Identify all lines in the data containing the string "color". Copy them out.
-- Start Information provided --
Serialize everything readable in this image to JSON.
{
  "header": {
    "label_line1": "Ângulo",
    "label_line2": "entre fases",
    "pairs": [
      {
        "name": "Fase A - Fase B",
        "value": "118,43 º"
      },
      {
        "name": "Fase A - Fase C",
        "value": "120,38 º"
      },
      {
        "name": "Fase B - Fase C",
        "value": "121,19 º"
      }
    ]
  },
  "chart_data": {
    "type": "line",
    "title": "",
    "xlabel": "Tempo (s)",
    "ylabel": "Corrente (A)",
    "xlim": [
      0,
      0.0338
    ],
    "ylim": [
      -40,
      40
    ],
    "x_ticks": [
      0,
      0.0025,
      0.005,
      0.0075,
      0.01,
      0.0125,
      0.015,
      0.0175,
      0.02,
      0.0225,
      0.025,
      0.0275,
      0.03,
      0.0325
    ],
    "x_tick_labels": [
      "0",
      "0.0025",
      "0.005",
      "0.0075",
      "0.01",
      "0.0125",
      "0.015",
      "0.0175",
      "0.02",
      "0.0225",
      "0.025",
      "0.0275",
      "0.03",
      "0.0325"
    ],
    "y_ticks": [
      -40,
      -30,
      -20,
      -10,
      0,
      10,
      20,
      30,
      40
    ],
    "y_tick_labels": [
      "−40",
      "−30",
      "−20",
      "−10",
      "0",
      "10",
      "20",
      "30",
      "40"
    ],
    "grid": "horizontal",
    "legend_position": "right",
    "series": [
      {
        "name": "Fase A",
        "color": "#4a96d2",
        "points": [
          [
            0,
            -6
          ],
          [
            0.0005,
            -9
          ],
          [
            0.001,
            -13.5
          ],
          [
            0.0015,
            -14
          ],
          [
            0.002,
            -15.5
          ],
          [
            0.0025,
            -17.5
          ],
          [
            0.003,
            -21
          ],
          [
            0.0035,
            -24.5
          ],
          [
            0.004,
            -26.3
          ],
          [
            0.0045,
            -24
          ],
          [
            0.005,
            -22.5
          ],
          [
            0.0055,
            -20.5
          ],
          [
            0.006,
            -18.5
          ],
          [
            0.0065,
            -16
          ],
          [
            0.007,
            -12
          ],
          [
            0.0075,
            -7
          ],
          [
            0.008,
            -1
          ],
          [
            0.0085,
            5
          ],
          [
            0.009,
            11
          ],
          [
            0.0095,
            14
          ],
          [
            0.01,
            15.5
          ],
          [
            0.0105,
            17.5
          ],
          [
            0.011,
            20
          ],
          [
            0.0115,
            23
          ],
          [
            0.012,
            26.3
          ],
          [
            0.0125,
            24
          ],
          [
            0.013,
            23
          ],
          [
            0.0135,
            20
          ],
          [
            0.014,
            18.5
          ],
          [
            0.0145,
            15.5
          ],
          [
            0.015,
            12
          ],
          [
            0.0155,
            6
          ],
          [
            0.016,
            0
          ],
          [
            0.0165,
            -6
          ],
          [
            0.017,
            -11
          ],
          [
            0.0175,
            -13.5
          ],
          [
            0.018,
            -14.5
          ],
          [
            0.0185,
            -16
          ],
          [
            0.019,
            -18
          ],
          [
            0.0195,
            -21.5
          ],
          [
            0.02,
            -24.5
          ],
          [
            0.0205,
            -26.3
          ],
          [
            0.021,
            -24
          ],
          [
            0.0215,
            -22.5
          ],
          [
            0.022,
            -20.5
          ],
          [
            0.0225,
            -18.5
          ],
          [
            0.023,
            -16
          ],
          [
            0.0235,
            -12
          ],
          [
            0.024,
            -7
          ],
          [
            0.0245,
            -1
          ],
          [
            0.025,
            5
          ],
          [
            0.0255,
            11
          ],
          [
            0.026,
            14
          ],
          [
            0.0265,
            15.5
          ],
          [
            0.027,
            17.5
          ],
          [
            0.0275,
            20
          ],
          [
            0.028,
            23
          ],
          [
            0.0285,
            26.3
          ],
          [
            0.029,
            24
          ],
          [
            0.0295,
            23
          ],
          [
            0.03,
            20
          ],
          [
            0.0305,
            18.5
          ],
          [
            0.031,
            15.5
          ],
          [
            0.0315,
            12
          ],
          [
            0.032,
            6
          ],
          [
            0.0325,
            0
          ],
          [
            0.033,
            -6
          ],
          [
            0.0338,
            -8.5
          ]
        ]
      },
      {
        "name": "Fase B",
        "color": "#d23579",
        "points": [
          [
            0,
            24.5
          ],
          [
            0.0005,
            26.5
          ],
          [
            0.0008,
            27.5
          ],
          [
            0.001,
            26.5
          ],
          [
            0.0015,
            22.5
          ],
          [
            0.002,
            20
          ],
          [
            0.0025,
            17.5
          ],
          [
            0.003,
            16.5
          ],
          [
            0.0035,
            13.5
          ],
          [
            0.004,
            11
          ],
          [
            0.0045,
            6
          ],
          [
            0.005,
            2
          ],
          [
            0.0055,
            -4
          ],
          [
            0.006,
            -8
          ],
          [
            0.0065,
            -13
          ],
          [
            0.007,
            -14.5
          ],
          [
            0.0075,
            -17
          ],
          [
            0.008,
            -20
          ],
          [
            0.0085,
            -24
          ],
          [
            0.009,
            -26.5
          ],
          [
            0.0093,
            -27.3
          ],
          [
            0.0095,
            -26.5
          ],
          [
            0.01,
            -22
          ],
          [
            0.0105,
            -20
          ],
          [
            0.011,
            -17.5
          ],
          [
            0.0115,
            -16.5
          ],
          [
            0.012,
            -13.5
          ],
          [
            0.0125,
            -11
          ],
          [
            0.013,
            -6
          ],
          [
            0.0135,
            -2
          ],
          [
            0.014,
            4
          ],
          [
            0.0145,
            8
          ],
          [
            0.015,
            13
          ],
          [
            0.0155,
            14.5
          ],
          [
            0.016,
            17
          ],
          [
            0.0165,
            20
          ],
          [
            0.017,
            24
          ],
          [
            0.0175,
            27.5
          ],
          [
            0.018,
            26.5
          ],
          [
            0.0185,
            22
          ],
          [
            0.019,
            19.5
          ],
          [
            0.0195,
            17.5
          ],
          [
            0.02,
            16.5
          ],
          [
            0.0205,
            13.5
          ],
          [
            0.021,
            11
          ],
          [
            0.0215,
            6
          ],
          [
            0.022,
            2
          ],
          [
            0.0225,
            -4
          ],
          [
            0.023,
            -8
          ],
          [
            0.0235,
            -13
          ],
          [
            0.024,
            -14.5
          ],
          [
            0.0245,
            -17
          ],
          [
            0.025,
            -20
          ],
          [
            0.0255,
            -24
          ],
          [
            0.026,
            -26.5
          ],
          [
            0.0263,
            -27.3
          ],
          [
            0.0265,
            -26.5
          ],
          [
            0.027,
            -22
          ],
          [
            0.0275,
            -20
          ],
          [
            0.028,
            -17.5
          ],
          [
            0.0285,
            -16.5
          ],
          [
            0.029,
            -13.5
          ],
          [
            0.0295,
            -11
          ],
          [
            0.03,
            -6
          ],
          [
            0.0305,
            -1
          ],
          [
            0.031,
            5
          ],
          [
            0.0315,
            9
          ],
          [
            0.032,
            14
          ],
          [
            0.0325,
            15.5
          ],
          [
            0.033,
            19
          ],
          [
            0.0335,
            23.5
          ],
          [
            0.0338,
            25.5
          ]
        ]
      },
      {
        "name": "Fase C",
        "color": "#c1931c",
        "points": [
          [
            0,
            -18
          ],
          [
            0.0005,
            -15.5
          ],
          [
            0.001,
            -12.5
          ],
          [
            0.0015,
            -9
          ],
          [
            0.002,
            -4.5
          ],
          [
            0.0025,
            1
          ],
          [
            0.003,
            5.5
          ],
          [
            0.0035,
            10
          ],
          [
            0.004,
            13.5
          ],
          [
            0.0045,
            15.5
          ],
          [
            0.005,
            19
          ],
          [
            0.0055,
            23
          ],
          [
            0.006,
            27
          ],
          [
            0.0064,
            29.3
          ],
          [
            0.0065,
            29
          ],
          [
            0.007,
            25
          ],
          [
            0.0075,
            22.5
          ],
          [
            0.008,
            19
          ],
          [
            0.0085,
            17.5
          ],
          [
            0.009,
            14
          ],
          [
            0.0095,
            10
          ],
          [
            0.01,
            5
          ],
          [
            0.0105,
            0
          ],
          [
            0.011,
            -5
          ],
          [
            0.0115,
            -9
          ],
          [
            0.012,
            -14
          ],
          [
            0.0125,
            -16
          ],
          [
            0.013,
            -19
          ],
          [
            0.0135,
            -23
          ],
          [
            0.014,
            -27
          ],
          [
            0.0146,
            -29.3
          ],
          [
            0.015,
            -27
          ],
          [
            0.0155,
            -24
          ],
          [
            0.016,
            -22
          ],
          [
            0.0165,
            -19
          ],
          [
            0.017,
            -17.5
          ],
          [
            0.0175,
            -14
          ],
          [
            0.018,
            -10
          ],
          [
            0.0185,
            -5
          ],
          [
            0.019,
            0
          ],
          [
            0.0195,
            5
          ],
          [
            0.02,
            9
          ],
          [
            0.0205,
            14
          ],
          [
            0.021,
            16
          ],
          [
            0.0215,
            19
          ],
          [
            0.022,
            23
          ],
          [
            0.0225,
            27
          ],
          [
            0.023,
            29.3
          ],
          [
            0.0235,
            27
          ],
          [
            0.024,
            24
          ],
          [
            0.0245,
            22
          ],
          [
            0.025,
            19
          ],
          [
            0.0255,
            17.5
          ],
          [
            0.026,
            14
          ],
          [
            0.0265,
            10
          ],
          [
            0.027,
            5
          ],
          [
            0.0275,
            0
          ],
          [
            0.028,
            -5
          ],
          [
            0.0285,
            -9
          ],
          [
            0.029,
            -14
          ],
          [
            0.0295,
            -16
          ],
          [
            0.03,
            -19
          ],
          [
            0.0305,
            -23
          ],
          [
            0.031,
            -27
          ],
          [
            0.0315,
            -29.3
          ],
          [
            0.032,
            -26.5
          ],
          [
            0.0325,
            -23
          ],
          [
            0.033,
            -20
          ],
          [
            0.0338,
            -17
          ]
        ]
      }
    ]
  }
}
-- End Information provided --
#### Output
        "color": "#4a96d2",
        "color": "#d23579",
        "color": "#c1931c",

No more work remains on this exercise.